== Raw data ==

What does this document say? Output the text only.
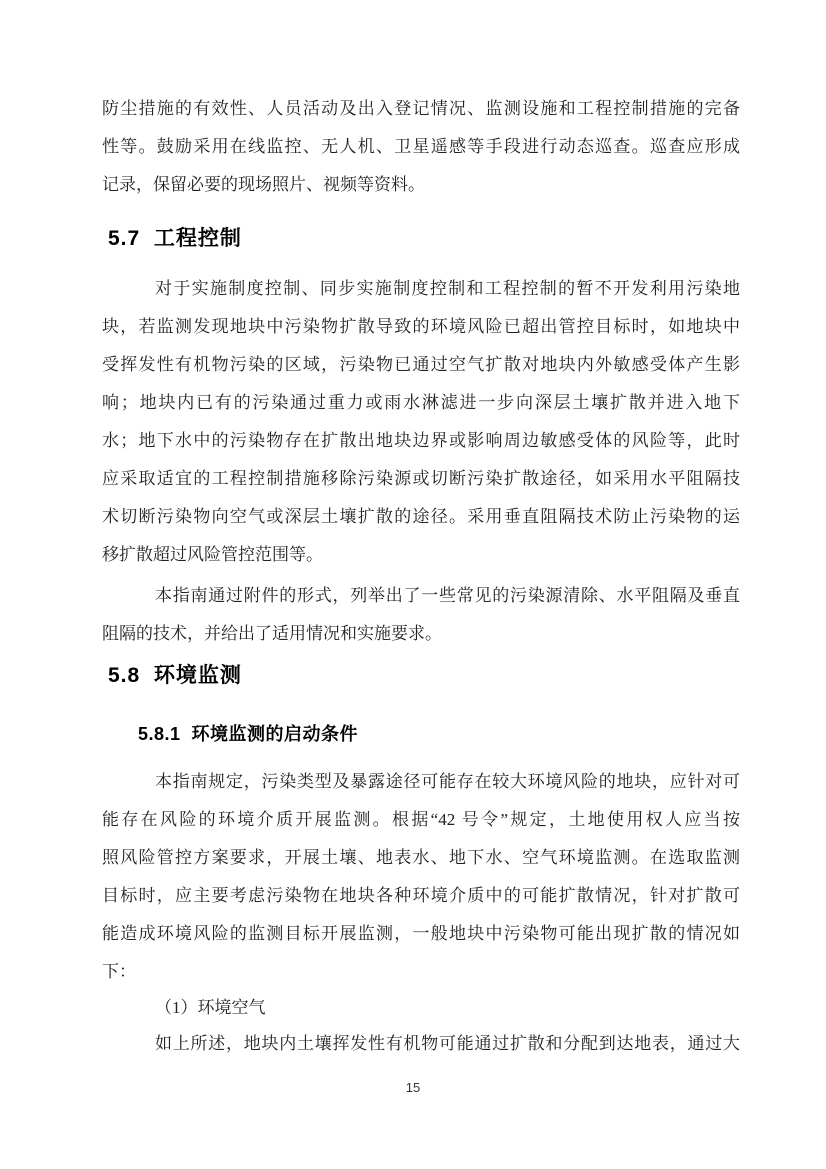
防尘措施的有效性、人员活动及出入登记情况、监测设施和工程控制措施的完备
性等。鼓励采用在线监控、无人机、卫星遥感等手段进行动态巡查。巡查应形成
记录，保留必要的现场照片、视频等资料。
5.7  工程控制
对于实施制度控制、同步实施制度控制和工程控制的暂不开发利用污染地
块，若监测发现地块中污染物扩散导致的环境风险已超出管控目标时，如地块中
受挥发性有机物污染的区域，污染物已通过空气扩散对地块内外敏感受体产生影
响；地块内已有的污染通过重力或雨水淋滤进一步向深层土壤扩散并进入地下
水；地下水中的污染物存在扩散出地块边界或影响周边敏感受体的风险等，此时
应采取适宜的工程控制措施移除污染源或切断污染扩散途径，如采用水平阻隔技
术切断污染物向空气或深层土壤扩散的途径。采用垂直阻隔技术防止污染物的运
移扩散超过风险管控范围等。
本指南通过附件的形式，列举出了一些常见的污染源清除、水平阻隔及垂直
阻隔的技术，并给出了适用情况和实施要求。
5.8  环境监测
5.8.1  环境监测的启动条件
本指南规定，污染类型及暴露途径可能存在较大环境风险的地块，应针对可
能存在风险的环境介质开展监测。根据“42 号令”规定，土地使用权人应当按
照风险管控方案要求，开展土壤、地表水、地下水、空气环境监测。在选取监测
目标时，应主要考虑污染物在地块各种环境介质中的可能扩散情况，针对扩散可
能造成环境风险的监测目标开展监测，一般地块中污染物可能出现扩散的情况如
下：
（1）环境空气
如上所述，地块内土壤挥发性有机物可能通过扩散和分配到达地表，通过大
15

===

Task | Leaving the pictures aside, transcribe the entire listing exactly.

Expected answer |
What does this document say? Output the text only.
防尘措施的有效性、人员活动及出入登记情况、监测设施和工程控制措施的完备
性等。鼓励采用在线监控、无人机、卫星遥感等手段进行动态巡查。巡查应形成
记录，保留必要的现场照片、视频等资料。
5.7  工程控制
对于实施制度控制、同步实施制度控制和工程控制的暂不开发利用污染地
块，若监测发现地块中污染物扩散导致的环境风险已超出管控目标时，如地块中
受挥发性有机物污染的区域，污染物已通过空气扩散对地块内外敏感受体产生影
响；地块内已有的污染通过重力或雨水淋滤进一步向深层土壤扩散并进入地下
水；地下水中的污染物存在扩散出地块边界或影响周边敏感受体的风险等，此时
应采取适宜的工程控制措施移除污染源或切断污染扩散途径，如采用水平阻隔技
术切断污染物向空气或深层土壤扩散的途径。采用垂直阻隔技术防止污染物的运
移扩散超过风险管控范围等。
本指南通过附件的形式，列举出了一些常见的污染源清除、水平阻隔及垂直
阻隔的技术，并给出了适用情况和实施要求。
5.8  环境监测
5.8.1  环境监测的启动条件
本指南规定，污染类型及暴露途径可能存在较大环境风险的地块，应针对可
能存在风险的环境介质开展监测。根据“42 号令”规定，土地使用权人应当按
照风险管控方案要求，开展土壤、地表水、地下水、空气环境监测。在选取监测
目标时，应主要考虑污染物在地块各种环境介质中的可能扩散情况，针对扩散可
能造成环境风险的监测目标开展监测，一般地块中污染物可能出现扩散的情况如
下：
（1）环境空气
如上所述，地块内土壤挥发性有机物可能通过扩散和分配到达地表，通过大
15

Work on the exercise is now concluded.